Dataset items

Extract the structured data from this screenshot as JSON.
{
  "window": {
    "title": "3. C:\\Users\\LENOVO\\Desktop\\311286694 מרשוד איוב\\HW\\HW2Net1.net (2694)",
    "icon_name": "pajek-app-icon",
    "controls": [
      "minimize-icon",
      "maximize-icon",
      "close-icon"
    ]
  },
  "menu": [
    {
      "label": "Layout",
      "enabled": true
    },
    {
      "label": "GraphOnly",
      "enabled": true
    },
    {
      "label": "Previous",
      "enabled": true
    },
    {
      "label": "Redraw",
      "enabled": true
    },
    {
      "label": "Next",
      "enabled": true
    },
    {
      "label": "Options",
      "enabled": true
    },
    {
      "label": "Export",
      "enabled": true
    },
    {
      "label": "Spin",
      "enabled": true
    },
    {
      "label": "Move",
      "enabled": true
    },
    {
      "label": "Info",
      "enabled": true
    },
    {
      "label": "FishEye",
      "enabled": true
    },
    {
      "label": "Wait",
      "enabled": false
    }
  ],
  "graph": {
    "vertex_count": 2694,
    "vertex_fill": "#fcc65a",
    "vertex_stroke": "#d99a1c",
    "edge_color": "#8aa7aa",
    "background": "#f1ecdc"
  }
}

Your goal:
Copy out the material above in its entirety. Every detail must match.

Response to this exercise:
Extract the structured data from this screenshot as JSON.
{
  "window": {
    "title": "3. C:\\Users\\LENOVO\\Desktop\\311286694 מרשוד איוב\\HW\\HW2Net1.net (2694)",
    "icon_name": "pajek-app-icon",
    "controls": [
      "minimize-icon",
      "maximize-icon",
      "close-icon"
    ]
  },
  "menu": [
    {
      "label": "Layout",
      "enabled": true
    },
    {
      "label": "GraphOnly",
      "enabled": true
    },
    {
      "label": "Previous",
      "enabled": true
    },
    {
      "label": "Redraw",
      "enabled": true
    },
    {
      "label": "Next",
      "enabled": true
    },
    {
      "label": "Options",
      "enabled": true
    },
    {
      "label": "Export",
      "enabled": true
    },
    {
      "label": "Spin",
      "enabled": true
    },
    {
      "label": "Move",
      "enabled": true
    },
    {
      "label": "Info",
      "enabled": true
    },
    {
      "label": "FishEye",
      "enabled": true
    },
    {
      "label": "Wait",
      "enabled": false
    }
  ],
  "graph": {
    "vertex_count": 2694,
    "vertex_fill": "#fcc65a",
    "vertex_stroke": "#d99a1c",
    "edge_color": "#8aa7aa",
    "background": "#f1ecdc"
  }
}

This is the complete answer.